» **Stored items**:

------------------------------------------------------------------------

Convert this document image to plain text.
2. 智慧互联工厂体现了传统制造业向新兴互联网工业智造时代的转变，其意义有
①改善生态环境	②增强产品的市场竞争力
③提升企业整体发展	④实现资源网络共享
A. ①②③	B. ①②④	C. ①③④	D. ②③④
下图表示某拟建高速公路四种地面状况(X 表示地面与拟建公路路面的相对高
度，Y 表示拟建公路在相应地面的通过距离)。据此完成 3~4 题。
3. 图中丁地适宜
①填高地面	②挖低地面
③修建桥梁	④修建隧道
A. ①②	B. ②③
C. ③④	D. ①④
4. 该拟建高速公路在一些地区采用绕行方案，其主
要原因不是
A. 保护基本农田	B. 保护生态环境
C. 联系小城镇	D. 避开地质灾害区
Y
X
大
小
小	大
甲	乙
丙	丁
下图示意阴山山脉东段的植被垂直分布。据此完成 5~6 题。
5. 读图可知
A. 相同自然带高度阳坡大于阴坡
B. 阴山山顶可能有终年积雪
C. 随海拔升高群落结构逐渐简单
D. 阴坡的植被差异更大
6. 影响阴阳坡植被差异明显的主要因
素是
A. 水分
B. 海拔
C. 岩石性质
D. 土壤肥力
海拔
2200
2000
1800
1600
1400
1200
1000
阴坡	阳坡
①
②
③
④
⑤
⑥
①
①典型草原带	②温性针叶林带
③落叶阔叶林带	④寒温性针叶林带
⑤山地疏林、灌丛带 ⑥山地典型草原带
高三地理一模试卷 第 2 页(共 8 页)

------------------------------------------------------------------------

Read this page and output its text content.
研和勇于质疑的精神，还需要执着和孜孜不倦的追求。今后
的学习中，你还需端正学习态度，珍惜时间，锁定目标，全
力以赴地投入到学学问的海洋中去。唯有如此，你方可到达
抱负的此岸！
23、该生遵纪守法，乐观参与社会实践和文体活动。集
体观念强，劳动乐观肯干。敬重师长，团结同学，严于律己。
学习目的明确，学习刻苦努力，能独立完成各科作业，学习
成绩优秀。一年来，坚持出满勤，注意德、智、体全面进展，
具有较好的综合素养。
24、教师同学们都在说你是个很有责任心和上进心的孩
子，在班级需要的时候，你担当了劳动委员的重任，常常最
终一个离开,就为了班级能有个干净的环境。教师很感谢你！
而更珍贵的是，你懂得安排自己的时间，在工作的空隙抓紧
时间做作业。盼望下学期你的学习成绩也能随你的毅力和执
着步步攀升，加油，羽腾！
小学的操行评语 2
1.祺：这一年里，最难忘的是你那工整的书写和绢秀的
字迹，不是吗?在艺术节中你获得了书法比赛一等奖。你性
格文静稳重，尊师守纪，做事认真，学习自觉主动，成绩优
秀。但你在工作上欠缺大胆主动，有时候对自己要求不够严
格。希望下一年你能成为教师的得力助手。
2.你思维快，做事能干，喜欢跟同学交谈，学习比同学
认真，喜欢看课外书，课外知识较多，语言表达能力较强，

------------------------------------------------------------------------

» **Required work**:
Display every line of the listing that contains the string "据此完成".

» **Response to this exercise**:
度，Y 表示拟建公路在相应地面的通过距离)。据此完成 3~4 题。
下图示意阴山山脉东段的植被垂直分布。据此完成 5~6 题。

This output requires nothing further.